#### TASK INPUT
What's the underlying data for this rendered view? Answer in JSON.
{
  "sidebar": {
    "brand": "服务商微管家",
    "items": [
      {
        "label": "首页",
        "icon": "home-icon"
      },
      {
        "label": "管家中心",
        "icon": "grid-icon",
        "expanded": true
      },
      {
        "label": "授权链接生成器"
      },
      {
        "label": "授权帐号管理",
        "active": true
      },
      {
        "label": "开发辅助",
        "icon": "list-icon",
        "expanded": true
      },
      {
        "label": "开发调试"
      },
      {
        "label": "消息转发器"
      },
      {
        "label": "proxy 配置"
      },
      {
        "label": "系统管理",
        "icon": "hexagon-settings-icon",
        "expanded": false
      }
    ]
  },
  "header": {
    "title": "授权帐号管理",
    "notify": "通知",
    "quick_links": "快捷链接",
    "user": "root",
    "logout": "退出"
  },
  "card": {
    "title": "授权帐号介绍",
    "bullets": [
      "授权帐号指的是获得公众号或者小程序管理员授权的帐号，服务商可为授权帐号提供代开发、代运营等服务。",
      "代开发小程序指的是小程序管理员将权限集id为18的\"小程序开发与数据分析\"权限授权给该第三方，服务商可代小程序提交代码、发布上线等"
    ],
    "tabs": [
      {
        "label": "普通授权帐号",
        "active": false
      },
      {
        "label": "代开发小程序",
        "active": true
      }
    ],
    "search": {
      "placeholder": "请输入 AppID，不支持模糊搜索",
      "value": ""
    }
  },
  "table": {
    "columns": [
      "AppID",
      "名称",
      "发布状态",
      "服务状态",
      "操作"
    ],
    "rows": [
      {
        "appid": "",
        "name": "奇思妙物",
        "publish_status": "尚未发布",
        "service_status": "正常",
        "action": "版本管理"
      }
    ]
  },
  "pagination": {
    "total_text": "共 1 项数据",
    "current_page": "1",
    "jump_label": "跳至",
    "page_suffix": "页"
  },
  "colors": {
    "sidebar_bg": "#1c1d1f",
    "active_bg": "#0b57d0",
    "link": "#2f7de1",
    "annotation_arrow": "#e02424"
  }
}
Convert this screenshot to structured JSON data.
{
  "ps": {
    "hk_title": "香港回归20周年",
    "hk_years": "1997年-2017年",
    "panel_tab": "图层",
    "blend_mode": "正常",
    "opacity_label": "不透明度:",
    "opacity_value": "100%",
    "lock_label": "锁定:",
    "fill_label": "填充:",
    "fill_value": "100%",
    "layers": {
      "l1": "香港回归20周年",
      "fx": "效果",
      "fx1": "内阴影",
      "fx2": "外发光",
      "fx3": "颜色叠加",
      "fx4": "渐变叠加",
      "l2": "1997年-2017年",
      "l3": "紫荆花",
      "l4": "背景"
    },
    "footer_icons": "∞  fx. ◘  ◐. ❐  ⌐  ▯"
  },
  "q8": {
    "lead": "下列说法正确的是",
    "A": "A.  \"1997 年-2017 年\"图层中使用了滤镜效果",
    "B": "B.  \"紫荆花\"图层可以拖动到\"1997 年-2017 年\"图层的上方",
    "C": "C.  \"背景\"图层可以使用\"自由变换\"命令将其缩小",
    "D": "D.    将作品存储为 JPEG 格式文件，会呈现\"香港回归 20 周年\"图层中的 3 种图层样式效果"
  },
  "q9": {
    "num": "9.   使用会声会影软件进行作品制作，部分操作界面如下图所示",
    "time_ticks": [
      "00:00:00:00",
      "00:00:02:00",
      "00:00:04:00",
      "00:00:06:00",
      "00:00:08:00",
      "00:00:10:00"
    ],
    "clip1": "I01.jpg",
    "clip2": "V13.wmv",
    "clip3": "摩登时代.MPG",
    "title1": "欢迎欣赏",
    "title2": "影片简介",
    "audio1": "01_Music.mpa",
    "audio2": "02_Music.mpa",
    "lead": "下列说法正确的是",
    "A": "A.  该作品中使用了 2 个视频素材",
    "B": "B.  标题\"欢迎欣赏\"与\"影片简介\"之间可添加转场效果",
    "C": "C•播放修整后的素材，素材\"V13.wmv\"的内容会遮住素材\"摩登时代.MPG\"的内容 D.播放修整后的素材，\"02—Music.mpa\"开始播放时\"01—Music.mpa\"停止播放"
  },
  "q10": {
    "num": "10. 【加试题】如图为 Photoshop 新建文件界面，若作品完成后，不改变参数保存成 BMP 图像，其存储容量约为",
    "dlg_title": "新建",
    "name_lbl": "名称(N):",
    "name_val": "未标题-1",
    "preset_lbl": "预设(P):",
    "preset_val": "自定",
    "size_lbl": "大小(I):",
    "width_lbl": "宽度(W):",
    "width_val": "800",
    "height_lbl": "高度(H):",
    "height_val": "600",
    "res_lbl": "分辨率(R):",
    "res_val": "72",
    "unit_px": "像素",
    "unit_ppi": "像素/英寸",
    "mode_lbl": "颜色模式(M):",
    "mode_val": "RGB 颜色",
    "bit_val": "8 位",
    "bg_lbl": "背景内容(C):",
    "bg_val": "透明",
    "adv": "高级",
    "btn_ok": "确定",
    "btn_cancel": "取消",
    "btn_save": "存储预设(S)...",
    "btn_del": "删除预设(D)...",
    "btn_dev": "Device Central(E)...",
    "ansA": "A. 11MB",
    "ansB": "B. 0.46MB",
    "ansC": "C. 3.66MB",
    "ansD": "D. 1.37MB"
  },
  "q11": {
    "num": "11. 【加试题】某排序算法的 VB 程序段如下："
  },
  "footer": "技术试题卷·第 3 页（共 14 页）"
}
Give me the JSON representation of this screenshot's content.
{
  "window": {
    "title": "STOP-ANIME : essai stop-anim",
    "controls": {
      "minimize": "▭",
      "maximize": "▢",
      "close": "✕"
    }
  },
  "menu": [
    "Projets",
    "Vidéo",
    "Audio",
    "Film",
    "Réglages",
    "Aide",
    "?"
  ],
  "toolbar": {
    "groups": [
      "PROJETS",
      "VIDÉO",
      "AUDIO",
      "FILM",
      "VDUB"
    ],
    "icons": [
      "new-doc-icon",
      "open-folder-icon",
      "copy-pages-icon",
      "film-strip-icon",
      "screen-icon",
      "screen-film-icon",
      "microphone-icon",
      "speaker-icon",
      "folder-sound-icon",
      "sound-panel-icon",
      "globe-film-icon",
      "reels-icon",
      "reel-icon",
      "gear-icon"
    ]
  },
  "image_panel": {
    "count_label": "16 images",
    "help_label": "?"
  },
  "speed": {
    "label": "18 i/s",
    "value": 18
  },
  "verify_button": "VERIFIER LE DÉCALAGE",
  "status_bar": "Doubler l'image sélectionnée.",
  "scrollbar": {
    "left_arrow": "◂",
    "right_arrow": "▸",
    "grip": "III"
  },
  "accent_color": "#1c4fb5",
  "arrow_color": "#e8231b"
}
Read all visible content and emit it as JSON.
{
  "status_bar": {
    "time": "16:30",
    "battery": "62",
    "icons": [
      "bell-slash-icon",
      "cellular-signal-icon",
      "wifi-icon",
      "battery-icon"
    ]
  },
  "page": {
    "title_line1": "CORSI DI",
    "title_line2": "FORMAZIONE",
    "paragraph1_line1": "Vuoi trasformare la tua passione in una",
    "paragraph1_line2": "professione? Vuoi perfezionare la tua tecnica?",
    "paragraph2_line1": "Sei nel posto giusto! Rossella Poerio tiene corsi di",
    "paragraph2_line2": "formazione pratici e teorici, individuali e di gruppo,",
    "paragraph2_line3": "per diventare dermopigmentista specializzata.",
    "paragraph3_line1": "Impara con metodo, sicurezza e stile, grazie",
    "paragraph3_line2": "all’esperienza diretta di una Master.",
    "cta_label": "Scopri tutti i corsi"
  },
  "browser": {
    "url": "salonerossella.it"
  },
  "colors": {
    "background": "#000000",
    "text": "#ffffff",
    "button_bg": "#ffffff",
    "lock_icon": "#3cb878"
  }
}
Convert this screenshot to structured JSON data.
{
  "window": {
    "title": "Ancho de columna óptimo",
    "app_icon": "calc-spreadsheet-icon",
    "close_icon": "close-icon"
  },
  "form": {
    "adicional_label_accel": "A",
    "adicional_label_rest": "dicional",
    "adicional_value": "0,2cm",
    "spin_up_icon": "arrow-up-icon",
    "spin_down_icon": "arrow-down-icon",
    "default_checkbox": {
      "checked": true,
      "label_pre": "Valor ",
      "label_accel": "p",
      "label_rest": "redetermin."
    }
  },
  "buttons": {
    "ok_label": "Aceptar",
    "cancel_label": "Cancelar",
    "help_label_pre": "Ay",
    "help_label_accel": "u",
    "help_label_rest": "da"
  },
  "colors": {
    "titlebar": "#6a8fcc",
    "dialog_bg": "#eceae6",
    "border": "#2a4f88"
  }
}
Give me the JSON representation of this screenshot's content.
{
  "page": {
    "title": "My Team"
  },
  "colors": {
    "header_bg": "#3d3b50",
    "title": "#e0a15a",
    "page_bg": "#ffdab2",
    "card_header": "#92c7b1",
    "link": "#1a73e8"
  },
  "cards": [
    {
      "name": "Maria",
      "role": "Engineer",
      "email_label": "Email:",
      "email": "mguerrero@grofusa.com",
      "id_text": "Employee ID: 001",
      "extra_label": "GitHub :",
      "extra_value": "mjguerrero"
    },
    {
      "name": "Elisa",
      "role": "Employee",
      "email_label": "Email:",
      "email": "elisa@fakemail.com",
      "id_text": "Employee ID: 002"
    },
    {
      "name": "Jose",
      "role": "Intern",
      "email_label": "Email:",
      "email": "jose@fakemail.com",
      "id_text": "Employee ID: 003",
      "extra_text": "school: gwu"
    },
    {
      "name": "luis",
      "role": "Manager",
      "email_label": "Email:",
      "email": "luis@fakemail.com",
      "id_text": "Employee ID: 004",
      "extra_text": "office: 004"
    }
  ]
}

#### SHORT TASK
Spot every line that holds "Vuoi" and copy it.

#### EXERCISE ANSWER
    "paragraph1_line1": "Vuoi trasformare la tua passione in una",
    "paragraph1_line2": "professione? Vuoi perfezionare la tua tecnica?",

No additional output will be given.